**** ENTRIES PROVIDED ****

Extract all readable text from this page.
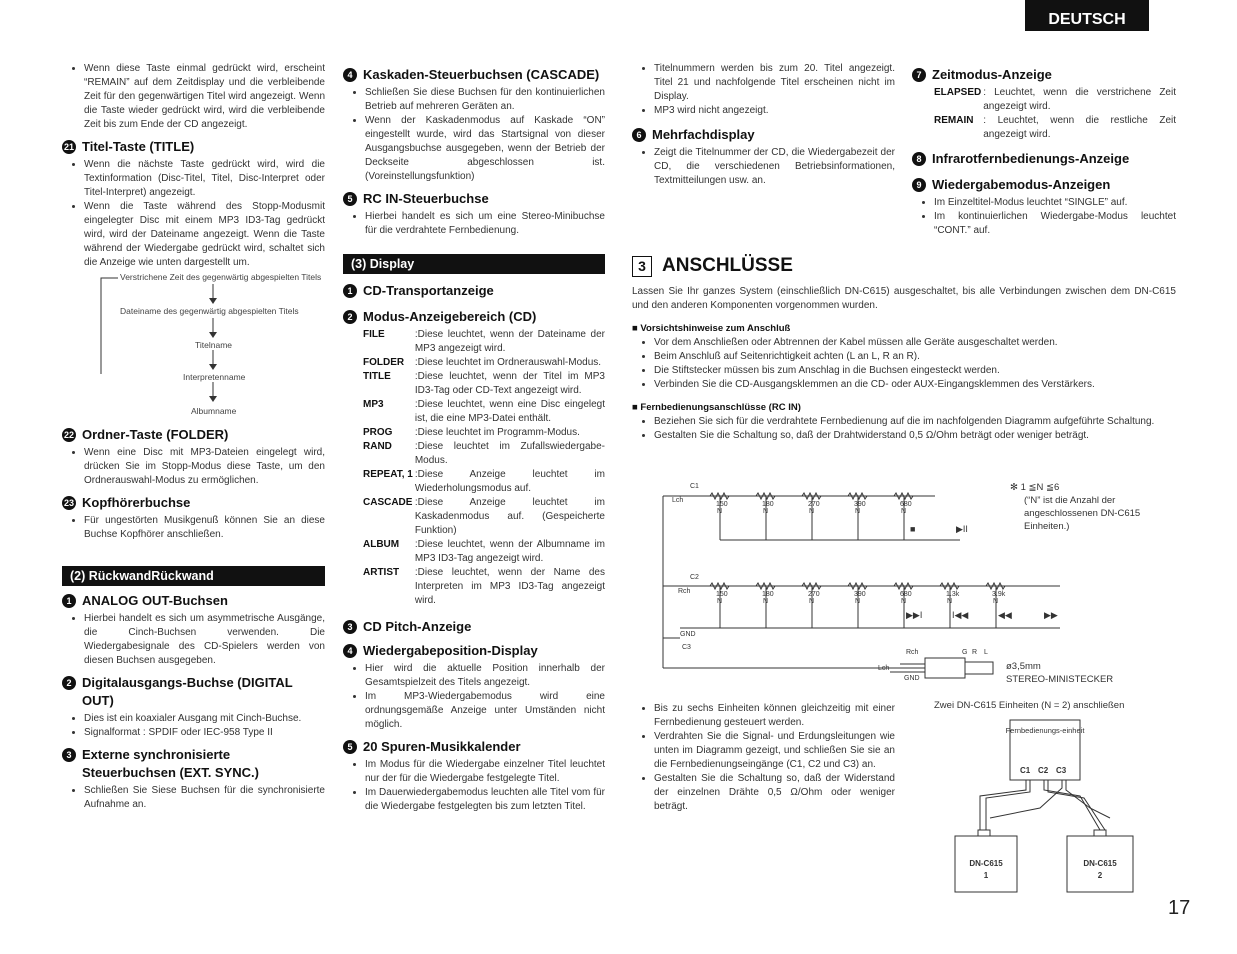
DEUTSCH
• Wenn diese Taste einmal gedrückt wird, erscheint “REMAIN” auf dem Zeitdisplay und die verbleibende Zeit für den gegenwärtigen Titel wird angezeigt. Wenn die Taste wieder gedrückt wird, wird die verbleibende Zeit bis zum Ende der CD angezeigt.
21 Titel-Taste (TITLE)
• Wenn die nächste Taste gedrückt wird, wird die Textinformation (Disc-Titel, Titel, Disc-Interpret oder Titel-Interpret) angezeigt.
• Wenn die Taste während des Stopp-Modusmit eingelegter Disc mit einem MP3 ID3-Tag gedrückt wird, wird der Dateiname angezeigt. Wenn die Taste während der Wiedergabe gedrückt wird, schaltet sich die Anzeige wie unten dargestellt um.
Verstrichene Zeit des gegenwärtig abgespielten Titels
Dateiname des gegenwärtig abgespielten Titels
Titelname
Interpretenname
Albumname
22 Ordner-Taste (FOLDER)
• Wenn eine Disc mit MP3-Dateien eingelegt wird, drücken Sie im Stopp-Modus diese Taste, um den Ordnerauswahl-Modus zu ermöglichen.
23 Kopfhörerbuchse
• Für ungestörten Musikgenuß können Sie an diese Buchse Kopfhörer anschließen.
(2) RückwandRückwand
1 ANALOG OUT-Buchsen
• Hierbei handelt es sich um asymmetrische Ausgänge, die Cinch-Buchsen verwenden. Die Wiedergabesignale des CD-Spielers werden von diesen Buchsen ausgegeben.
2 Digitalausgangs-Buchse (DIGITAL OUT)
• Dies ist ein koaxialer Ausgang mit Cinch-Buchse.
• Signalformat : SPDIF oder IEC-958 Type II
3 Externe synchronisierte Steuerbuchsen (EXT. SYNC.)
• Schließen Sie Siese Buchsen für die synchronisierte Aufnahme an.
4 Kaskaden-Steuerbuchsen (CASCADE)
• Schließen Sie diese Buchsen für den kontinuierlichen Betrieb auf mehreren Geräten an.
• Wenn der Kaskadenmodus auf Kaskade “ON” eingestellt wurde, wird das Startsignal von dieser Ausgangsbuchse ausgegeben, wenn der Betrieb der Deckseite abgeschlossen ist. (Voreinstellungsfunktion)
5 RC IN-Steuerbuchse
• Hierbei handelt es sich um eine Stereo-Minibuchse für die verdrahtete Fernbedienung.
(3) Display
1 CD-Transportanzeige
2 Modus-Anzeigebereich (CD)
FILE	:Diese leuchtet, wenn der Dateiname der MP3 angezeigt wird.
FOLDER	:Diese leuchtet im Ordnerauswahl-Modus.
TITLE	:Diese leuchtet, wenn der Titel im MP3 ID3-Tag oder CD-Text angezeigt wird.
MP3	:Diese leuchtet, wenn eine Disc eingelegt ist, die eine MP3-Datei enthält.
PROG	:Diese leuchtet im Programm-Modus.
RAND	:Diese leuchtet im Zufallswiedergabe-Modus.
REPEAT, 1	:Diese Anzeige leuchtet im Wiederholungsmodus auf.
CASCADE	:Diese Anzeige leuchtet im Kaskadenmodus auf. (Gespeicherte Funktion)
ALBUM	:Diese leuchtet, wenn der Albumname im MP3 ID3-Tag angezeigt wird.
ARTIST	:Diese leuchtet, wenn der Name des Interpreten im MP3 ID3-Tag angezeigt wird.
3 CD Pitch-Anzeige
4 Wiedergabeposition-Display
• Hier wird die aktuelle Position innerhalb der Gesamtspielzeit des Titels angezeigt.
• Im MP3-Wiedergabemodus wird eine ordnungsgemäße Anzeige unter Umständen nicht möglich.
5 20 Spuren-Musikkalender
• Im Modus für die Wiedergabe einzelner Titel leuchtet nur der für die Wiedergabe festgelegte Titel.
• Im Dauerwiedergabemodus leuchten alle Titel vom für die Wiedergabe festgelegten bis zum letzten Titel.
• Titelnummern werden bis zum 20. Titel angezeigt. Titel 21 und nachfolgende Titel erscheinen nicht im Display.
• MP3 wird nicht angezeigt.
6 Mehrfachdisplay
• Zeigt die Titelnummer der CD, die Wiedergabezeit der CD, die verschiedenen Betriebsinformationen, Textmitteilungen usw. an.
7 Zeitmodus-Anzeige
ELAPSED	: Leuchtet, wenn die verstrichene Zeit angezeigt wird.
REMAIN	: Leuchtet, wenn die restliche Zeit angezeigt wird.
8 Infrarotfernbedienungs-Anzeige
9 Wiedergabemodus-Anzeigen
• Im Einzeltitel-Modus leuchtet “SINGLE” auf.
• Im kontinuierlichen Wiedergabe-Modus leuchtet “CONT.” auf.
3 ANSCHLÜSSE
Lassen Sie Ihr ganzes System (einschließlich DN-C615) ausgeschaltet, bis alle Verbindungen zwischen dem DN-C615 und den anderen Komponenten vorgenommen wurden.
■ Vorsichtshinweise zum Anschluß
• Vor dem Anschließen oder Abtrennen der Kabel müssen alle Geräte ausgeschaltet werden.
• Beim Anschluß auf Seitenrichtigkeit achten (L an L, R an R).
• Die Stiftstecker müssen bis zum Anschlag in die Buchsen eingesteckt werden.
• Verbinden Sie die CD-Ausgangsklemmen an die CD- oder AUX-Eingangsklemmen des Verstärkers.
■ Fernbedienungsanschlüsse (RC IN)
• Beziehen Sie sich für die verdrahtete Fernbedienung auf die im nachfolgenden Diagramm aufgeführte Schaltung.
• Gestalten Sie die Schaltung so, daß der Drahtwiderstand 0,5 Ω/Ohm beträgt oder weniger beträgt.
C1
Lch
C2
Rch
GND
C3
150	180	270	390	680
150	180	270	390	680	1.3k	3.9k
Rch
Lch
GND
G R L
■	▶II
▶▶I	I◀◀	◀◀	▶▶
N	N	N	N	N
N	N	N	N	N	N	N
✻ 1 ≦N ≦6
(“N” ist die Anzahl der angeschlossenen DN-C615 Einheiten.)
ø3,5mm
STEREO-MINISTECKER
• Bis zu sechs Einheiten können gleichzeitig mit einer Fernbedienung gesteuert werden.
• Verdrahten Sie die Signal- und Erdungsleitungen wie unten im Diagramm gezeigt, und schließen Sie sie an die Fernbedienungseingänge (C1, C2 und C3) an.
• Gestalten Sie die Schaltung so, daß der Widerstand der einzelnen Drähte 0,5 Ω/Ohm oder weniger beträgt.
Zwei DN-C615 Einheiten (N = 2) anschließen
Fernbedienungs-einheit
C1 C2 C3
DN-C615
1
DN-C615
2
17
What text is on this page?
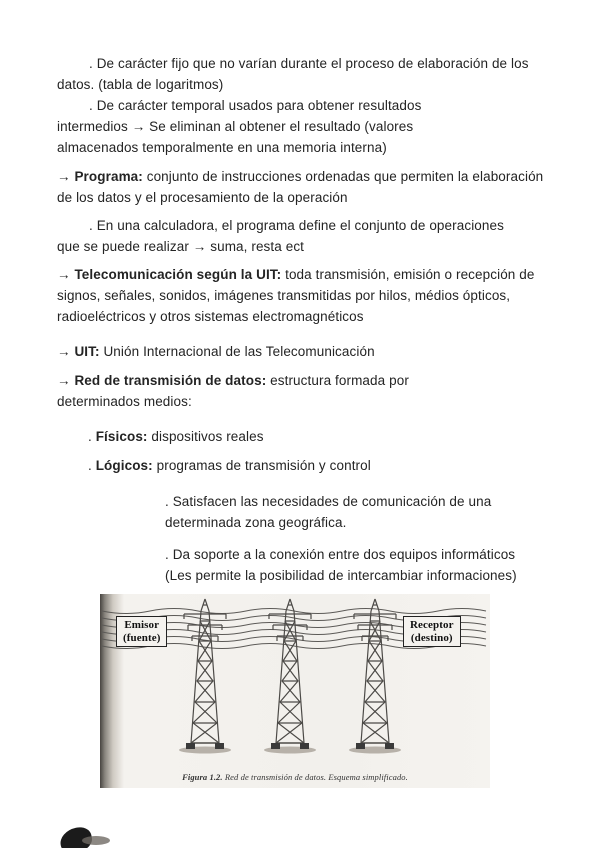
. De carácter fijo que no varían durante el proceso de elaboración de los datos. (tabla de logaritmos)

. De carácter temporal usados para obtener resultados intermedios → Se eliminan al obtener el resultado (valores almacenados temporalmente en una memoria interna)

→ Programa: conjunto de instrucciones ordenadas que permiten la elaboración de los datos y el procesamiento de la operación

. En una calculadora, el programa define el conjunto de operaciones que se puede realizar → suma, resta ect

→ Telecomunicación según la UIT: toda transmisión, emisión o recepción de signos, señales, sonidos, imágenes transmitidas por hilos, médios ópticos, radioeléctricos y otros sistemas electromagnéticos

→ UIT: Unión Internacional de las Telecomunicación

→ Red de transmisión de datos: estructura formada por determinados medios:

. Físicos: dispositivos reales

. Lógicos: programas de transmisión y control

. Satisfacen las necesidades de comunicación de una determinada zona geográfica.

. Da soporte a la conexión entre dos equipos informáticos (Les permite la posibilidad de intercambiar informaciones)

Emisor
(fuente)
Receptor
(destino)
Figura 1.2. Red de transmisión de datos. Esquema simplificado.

****

• [ACTIVITY]: Retype the data above verbatim, minus images.

• [RESPONSE]:
Extract all readable text from this page.
DEUTSCH
• Wenn diese Taste einmal gedrückt wird, erscheint “REMAIN” auf dem Zeitdisplay und die verbleibende Zeit für den gegenwärtigen Titel wird angezeigt. Wenn die Taste wieder gedrückt wird, wird die verbleibende Zeit bis zum Ende der CD angezeigt.
21 Titel-Taste (TITLE)
• Wenn die nächste Taste gedrückt wird, wird die Textinformation (Disc-Titel, Titel, Disc-Interpret oder Titel-Interpret) angezeigt.
• Wenn die Taste während des Stopp-Modusmit eingelegter Disc mit einem MP3 ID3-Tag gedrückt wird, wird der Dateiname angezeigt. Wenn die Taste während der Wiedergabe gedrückt wird, schaltet sich die Anzeige wie unten dargestellt um.
Verstrichene Zeit des gegenwärtig abgespielten Titels
Dateiname des gegenwärtig abgespielten Titels
Titelname
Interpretenname
Albumname
22 Ordner-Taste (FOLDER)
• Wenn eine Disc mit MP3-Dateien eingelegt wird, drücken Sie im Stopp-Modus diese Taste, um den Ordnerauswahl-Modus zu ermöglichen.
23 Kopfhörerbuchse
• Für ungestörten Musikgenuß können Sie an diese Buchse Kopfhörer anschließen.
(2) RückwandRückwand
1 ANALOG OUT-Buchsen
• Hierbei handelt es sich um asymmetrische Ausgänge, die Cinch-Buchsen verwenden. Die Wiedergabesignale des CD-Spielers werden von diesen Buchsen ausgegeben.
2 Digitalausgangs-Buchse (DIGITAL OUT)
• Dies ist ein koaxialer Ausgang mit Cinch-Buchse.
• Signalformat : SPDIF oder IEC-958 Type II
3 Externe synchronisierte Steuerbuchsen (EXT. SYNC.)
• Schließen Sie Siese Buchsen für die synchronisierte Aufnahme an.
4 Kaskaden-Steuerbuchsen (CASCADE)
• Schließen Sie diese Buchsen für den kontinuierlichen Betrieb auf mehreren Geräten an.
• Wenn der Kaskadenmodus auf Kaskade “ON” eingestellt wurde, wird das Startsignal von dieser Ausgangsbuchse ausgegeben, wenn der Betrieb der Deckseite abgeschlossen ist. (Voreinstellungsfunktion)
5 RC IN-Steuerbuchse
• Hierbei handelt es sich um eine Stereo-Minibuchse für die verdrahtete Fernbedienung.
(3) Display
1 CD-Transportanzeige
2 Modus-Anzeigebereich (CD)
FILE	:Diese leuchtet, wenn der Dateiname der MP3 angezeigt wird.
FOLDER	:Diese leuchtet im Ordnerauswahl-Modus.
TITLE	:Diese leuchtet, wenn der Titel im MP3 ID3-Tag oder CD-Text angezeigt wird.
MP3	:Diese leuchtet, wenn eine Disc eingelegt ist, die eine MP3-Datei enthält.
PROG	:Diese leuchtet im Programm-Modus.
RAND	:Diese leuchtet im Zufallswiedergabe-Modus.
REPEAT, 1	:Diese Anzeige leuchtet im Wiederholungsmodus auf.
CASCADE	:Diese Anzeige leuchtet im Kaskadenmodus auf. (Gespeicherte Funktion)
ALBUM	:Diese leuchtet, wenn der Albumname im MP3 ID3-Tag angezeigt wird.
ARTIST	:Diese leuchtet, wenn der Name des Interpreten im MP3 ID3-Tag angezeigt wird.
3 CD Pitch-Anzeige
4 Wiedergabeposition-Display
• Hier wird die aktuelle Position innerhalb der Gesamtspielzeit des Titels angezeigt.
• Im MP3-Wiedergabemodus wird eine ordnungsgemäße Anzeige unter Umständen nicht möglich.
5 20 Spuren-Musikkalender
• Im Modus für die Wiedergabe einzelner Titel leuchtet nur der für die Wiedergabe festgelegte Titel.
• Im Dauerwiedergabemodus leuchten alle Titel vom für die Wiedergabe festgelegten bis zum letzten Titel.
• Titelnummern werden bis zum 20. Titel angezeigt. Titel 21 und nachfolgende Titel erscheinen nicht im Display.
• MP3 wird nicht angezeigt.
6 Mehrfachdisplay
• Zeigt die Titelnummer der CD, die Wiedergabezeit der CD, die verschiedenen Betriebsinformationen, Textmitteilungen usw. an.
7 Zeitmodus-Anzeige
ELAPSED	: Leuchtet, wenn die verstrichene Zeit angezeigt wird.
REMAIN	: Leuchtet, wenn die restliche Zeit angezeigt wird.
8 Infrarotfernbedienungs-Anzeige
9 Wiedergabemodus-Anzeigen
• Im Einzeltitel-Modus leuchtet “SINGLE” auf.
• Im kontinuierlichen Wiedergabe-Modus leuchtet “CONT.” auf.
3 ANSCHLÜSSE
Lassen Sie Ihr ganzes System (einschließlich DN-C615) ausgeschaltet, bis alle Verbindungen zwischen dem DN-C615 und den anderen Komponenten vorgenommen wurden.
■ Vorsichtshinweise zum Anschluß
• Vor dem Anschließen oder Abtrennen der Kabel müssen alle Geräte ausgeschaltet werden.
• Beim Anschluß auf Seitenrichtigkeit achten (L an L, R an R).
• Die Stiftstecker müssen bis zum Anschlag in die Buchsen eingesteckt werden.
• Verbinden Sie die CD-Ausgangsklemmen an die CD- oder AUX-Eingangsklemmen des Verstärkers.
■ Fernbedienungsanschlüsse (RC IN)
• Beziehen Sie sich für die verdrahtete Fernbedienung auf die im nachfolgenden Diagramm aufgeführte Schaltung.
• Gestalten Sie die Schaltung so, daß der Drahtwiderstand 0,5 Ω/Ohm beträgt oder weniger beträgt.
C1
Lch
C2
Rch
GND
C3
150	180	270	390	680
150	180	270	390	680	1.3k	3.9k
Rch
Lch
GND
G R L
■	▶II
▶▶I	I◀◀	◀◀	▶▶
N	N	N	N	N
N	N	N	N	N	N	N
✻ 1 ≦N ≦6
(“N” ist die Anzahl der angeschlossenen DN-C615 Einheiten.)
ø3,5mm
STEREO-MINISTECKER
• Bis zu sechs Einheiten können gleichzeitig mit einer Fernbedienung gesteuert werden.
• Verdrahten Sie die Signal- und Erdungsleitungen wie unten im Diagramm gezeigt, und schließen Sie sie an die Fernbedienungseingänge (C1, C2 und C3) an.
• Gestalten Sie die Schaltung so, daß der Widerstand der einzelnen Drähte 0,5 Ω/Ohm oder weniger beträgt.
Zwei DN-C615 Einheiten (N = 2) anschließen
Fernbedienungs-einheit
C1 C2 C3
DN-C615
1
DN-C615
2
17
What text is on this page?
. De carácter fijo que no varían durante el proceso de elaboración de los datos. (tabla de logaritmos)

. De carácter temporal usados para obtener resultados intermedios → Se eliminan al obtener el resultado (valores almacenados temporalmente en una memoria interna)

→ Programa: conjunto de instrucciones ordenadas que permiten la elaboración de los datos y el procesamiento de la operación

. En una calculadora, el programa define el conjunto de operaciones que se puede realizar → suma, resta ect

→ Telecomunicación según la UIT: toda transmisión, emisión o recepción de signos, señales, sonidos, imágenes transmitidas por hilos, médios ópticos, radioeléctricos y otros sistemas electromagnéticos

→ UIT: Unión Internacional de las Telecomunicación

→ Red de transmisión de datos: estructura formada por determinados medios:

. Físicos: dispositivos reales

. Lógicos: programas de transmisión y control

. Satisfacen las necesidades de comunicación de una determinada zona geográfica.

. Da soporte a la conexión entre dos equipos informáticos (Les permite la posibilidad de intercambiar informaciones)

Emisor
(fuente)
Receptor
(destino)
Figura 1.2. Red de transmisión de datos. Esquema simplificado.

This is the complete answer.